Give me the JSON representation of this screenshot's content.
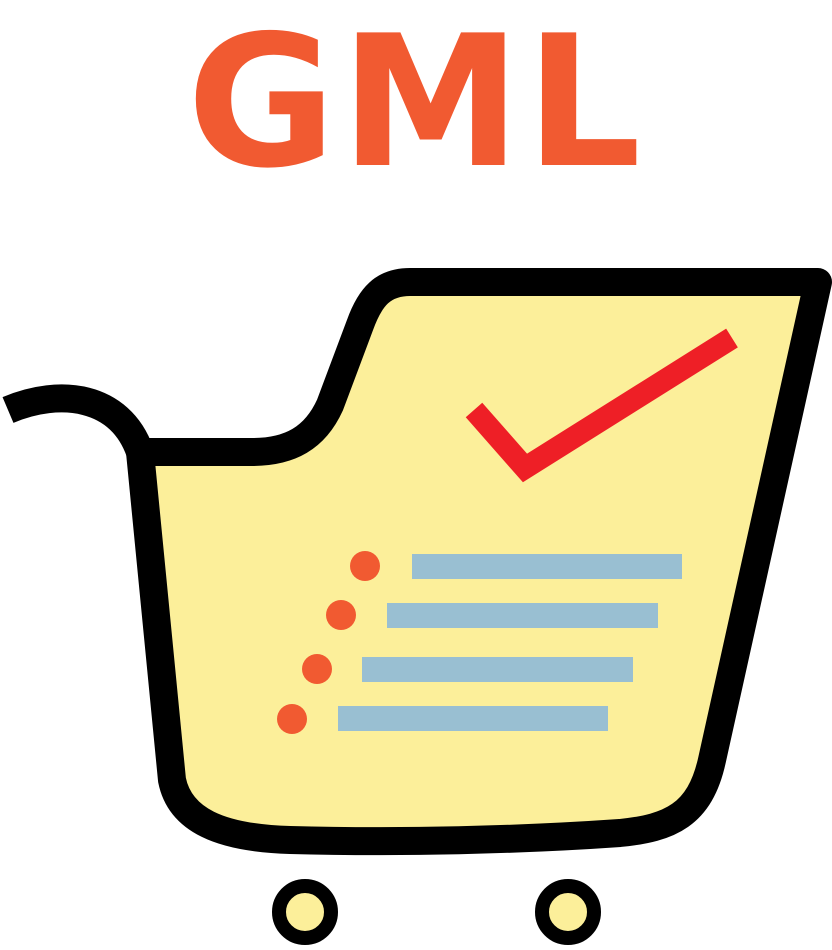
{
  "logo": {
    "title": "GML"
  },
  "icons": {
    "cart": "shopping-cart-icon",
    "checkmark": "checkmark-icon",
    "list": "list-icon"
  },
  "colors": {
    "title": "#f15a31",
    "cart_fill": "#fcef9a",
    "cart_outline": "#000000",
    "checkmark": "#ee1f26",
    "bullet": "#f15a31",
    "list_line": "#99bfd2",
    "wheel_fill": "#fcef9a"
  }
}
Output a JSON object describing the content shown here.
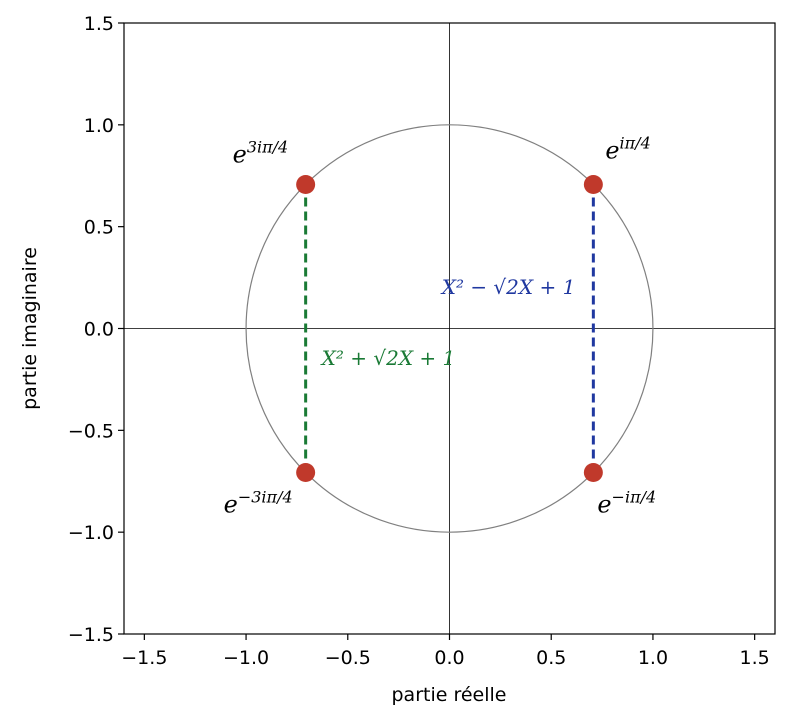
{
  "chart_data": {
    "type": "scatter",
    "xlabel": "partie réelle",
    "ylabel": "partie imaginaire",
    "xlim": [
      -1.6,
      1.6
    ],
    "ylim": [
      -1.5,
      1.5
    ],
    "x_ticks": [
      -1.5,
      -1.0,
      -0.5,
      0.0,
      0.5,
      1.0,
      1.5
    ],
    "y_ticks": [
      -1.5,
      -1.0,
      -0.5,
      0.0,
      0.5,
      1.0,
      1.5
    ],
    "x_tick_labels": [
      "−1.5",
      "−1.0",
      "−0.5",
      "0.0",
      "0.5",
      "1.0",
      "1.5"
    ],
    "y_tick_labels": [
      "−1.5",
      "−1.0",
      "−0.5",
      "0.0",
      "0.5",
      "1.0",
      "1.5"
    ],
    "grid": false,
    "unit_circle": {
      "center": [
        0,
        0
      ],
      "radius": 1,
      "color": "#808080"
    },
    "axes_lines": {
      "x": 0,
      "y": 0,
      "color": "#000000"
    },
    "points": [
      {
        "x": 0.7071,
        "y": 0.7071,
        "label_base": "e",
        "label_exp": "iπ/4"
      },
      {
        "x": -0.7071,
        "y": 0.7071,
        "label_base": "e",
        "label_exp": "3iπ/4"
      },
      {
        "x": -0.7071,
        "y": -0.7071,
        "label_base": "e",
        "label_exp": "−3iπ/4"
      },
      {
        "x": 0.7071,
        "y": -0.7071,
        "label_base": "e",
        "label_exp": "−iπ/4"
      }
    ],
    "point_color": "#c0392b",
    "segments": [
      {
        "x": 0.7071,
        "y1": -0.7071,
        "y2": 0.7071,
        "color": "#2038a0",
        "label": "X² − √2X + 1"
      },
      {
        "x": -0.7071,
        "y1": -0.7071,
        "y2": 0.7071,
        "color": "#1a7a35",
        "label": "X² + √2X + 1"
      }
    ]
  }
}
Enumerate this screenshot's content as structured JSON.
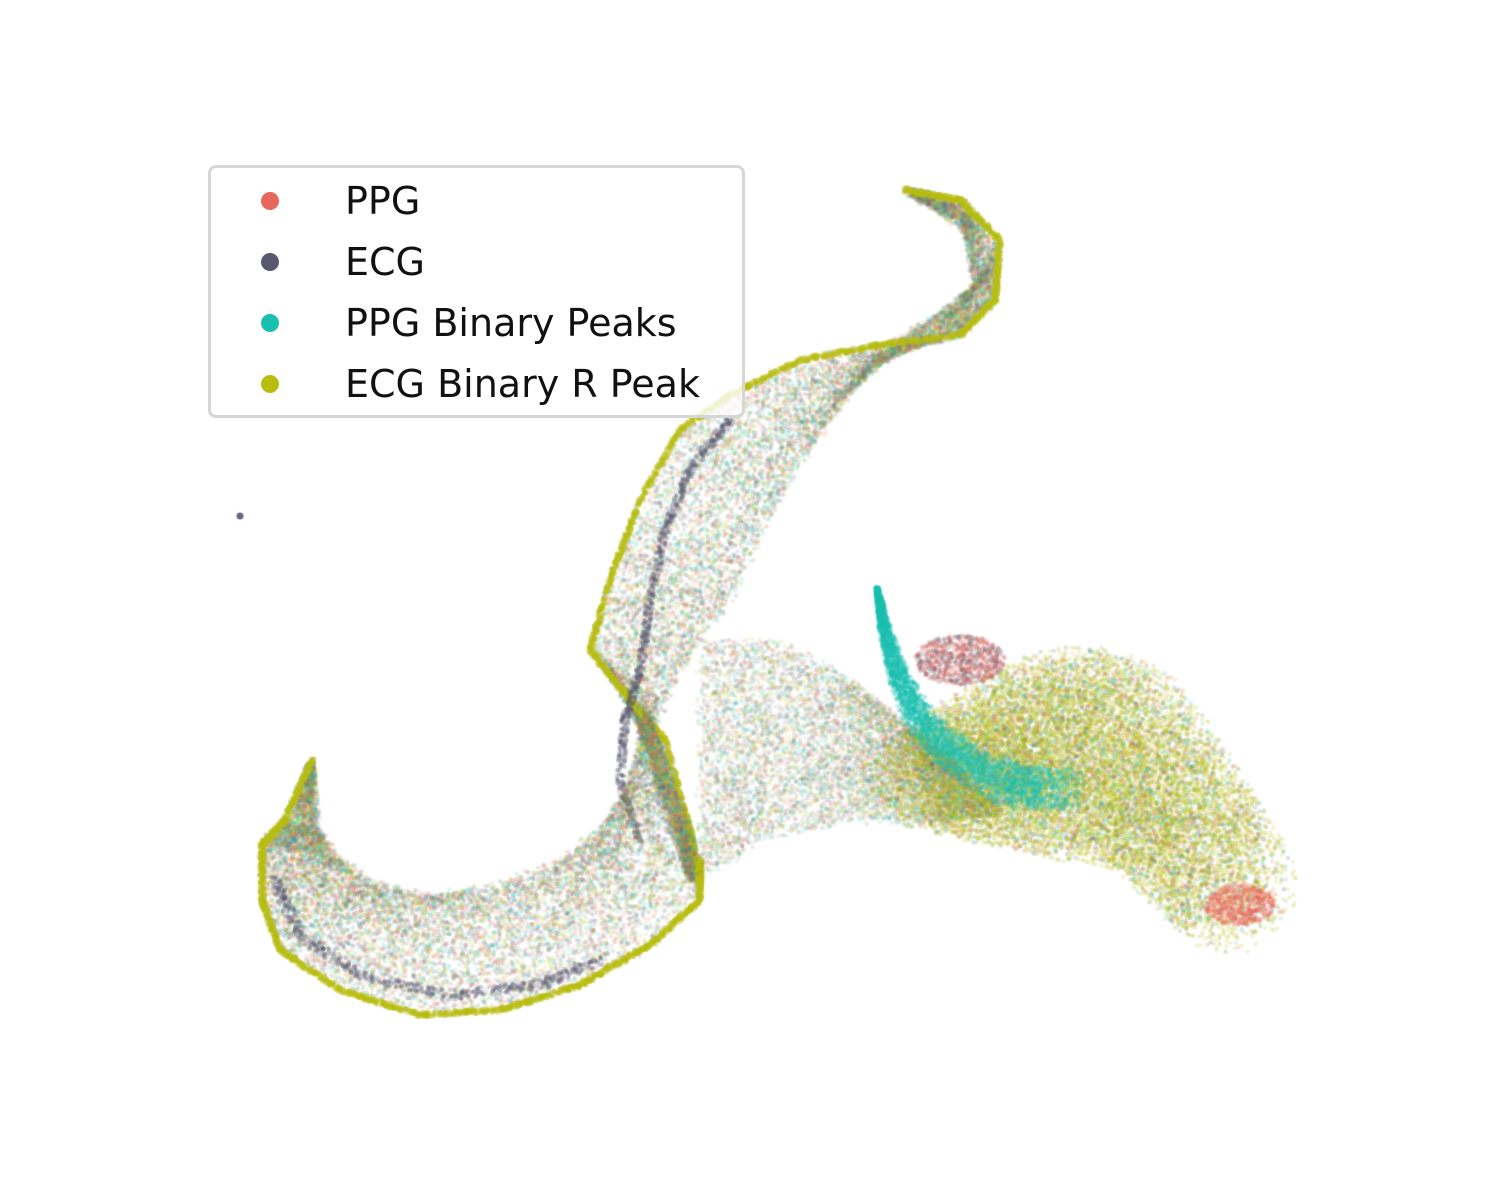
{
  "chart_data": {
    "type": "scatter",
    "title": "",
    "xlabel": "",
    "ylabel": "",
    "axes_visible": false,
    "grid": false,
    "legend_position": "upper-left",
    "series": [
      {
        "name": "PPG",
        "color": "#e8675d"
      },
      {
        "name": "ECG",
        "color": "#595870"
      },
      {
        "name": "PPG Binary Peaks",
        "color": "#1bbfb0"
      },
      {
        "name": "ECG Binary R Peak",
        "color": "#b8bd12"
      }
    ]
  },
  "legend": {
    "items": [
      {
        "label": "PPG",
        "color": "#e8675d"
      },
      {
        "label": "ECG",
        "color": "#595870"
      },
      {
        "label": "PPG Binary Peaks",
        "color": "#1bbfb0"
      },
      {
        "label": "ECG Binary R Peak",
        "color": "#b8bd12"
      }
    ]
  }
}
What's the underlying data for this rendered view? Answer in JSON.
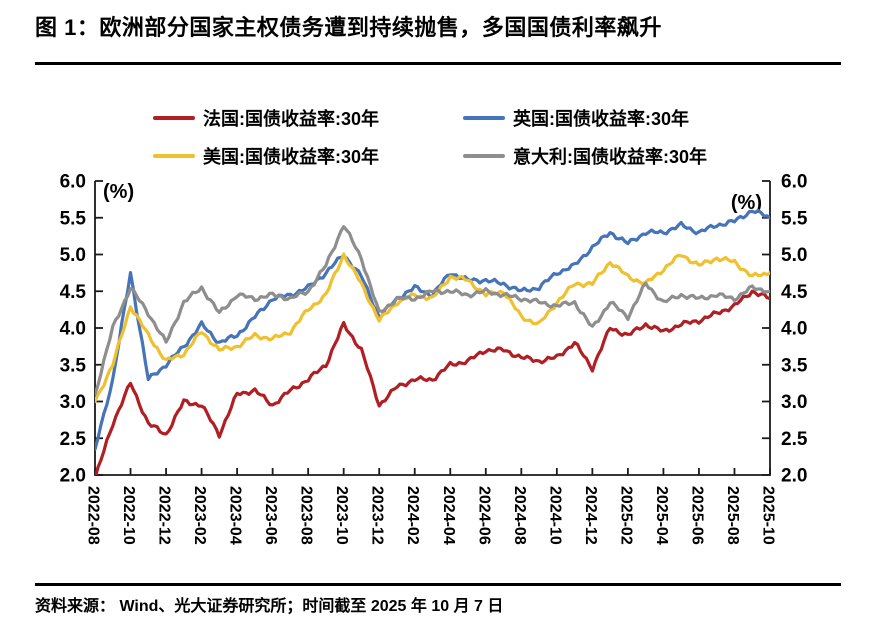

§ Instructions to follow
Omit every picture, then reproduce the rest of the listing exactly.

§ Written response
Give me the JSON representation of this screenshot's content.
{
  "logo": {
    "title": "GML"
  },
  "icons": {
    "cart": "shopping-cart-icon",
    "checkmark": "checkmark-icon",
    "list": "list-icon"
  },
  "colors": {
    "title": "#f15a31",
    "cart_fill": "#fcef9a",
    "cart_outline": "#000000",
    "checkmark": "#ee1f26",
    "bullet": "#f15a31",
    "list_line": "#99bfd2",
    "wheel_fill": "#fcef9a"
  }
}
Output a JSON object describing the content shown here.
{
  "chart_data": {
    "type": "scatter",
    "xlabel": "partie réelle",
    "ylabel": "partie imaginaire",
    "xlim": [
      -1.6,
      1.6
    ],
    "ylim": [
      -1.5,
      1.5
    ],
    "x_ticks": [
      -1.5,
      -1.0,
      -0.5,
      0.0,
      0.5,
      1.0,
      1.5
    ],
    "y_ticks": [
      -1.5,
      -1.0,
      -0.5,
      0.0,
      0.5,
      1.0,
      1.5
    ],
    "x_tick_labels": [
      "−1.5",
      "−1.0",
      "−0.5",
      "0.0",
      "0.5",
      "1.0",
      "1.5"
    ],
    "y_tick_labels": [
      "−1.5",
      "−1.0",
      "−0.5",
      "0.0",
      "0.5",
      "1.0",
      "1.5"
    ],
    "grid": false,
    "unit_circle": {
      "center": [
        0,
        0
      ],
      "radius": 1,
      "color": "#808080"
    },
    "axes_lines": {
      "x": 0,
      "y": 0,
      "color": "#000000"
    },
    "points": [
      {
        "x": 0.7071,
        "y": 0.7071,
        "label_base": "e",
        "label_exp": "iπ/4"
      },
      {
        "x": -0.7071,
        "y": 0.7071,
        "label_base": "e",
        "label_exp": "3iπ/4"
      },
      {
        "x": -0.7071,
        "y": -0.7071,
        "label_base": "e",
        "label_exp": "−3iπ/4"
      },
      {
        "x": 0.7071,
        "y": -0.7071,
        "label_base": "e",
        "label_exp": "−iπ/4"
      }
    ],
    "point_color": "#c0392b",
    "segments": [
      {
        "x": 0.7071,
        "y1": -0.7071,
        "y2": 0.7071,
        "color": "#2038a0",
        "label": "X² − √2X + 1"
      },
      {
        "x": -0.7071,
        "y1": -0.7071,
        "y2": 0.7071,
        "color": "#1a7a35",
        "label": "X² + √2X + 1"
      }
    ]
  }
}
Enumerate this screenshot's content as structured JSON.
{
  "chart_data": {
    "type": "scatter",
    "title": "",
    "xlabel": "",
    "ylabel": "",
    "axes_visible": false,
    "grid": false,
    "legend_position": "upper-left",
    "series": [
      {
        "name": "PPG",
        "color": "#e8675d"
      },
      {
        "name": "ECG",
        "color": "#595870"
      },
      {
        "name": "PPG Binary Peaks",
        "color": "#1bbfb0"
      },
      {
        "name": "ECG Binary R Peak",
        "color": "#b8bd12"
      }
    ]
  },
  "legend": {
    "items": [
      {
        "label": "PPG",
        "color": "#e8675d"
      },
      {
        "label": "ECG",
        "color": "#595870"
      },
      {
        "label": "PPG Binary Peaks",
        "color": "#1bbfb0"
      },
      {
        "label": "ECG Binary R Peak",
        "color": "#b8bd12"
      }
    ]
  }
}
What's the underlying data for this rendered view? Answer in JSON.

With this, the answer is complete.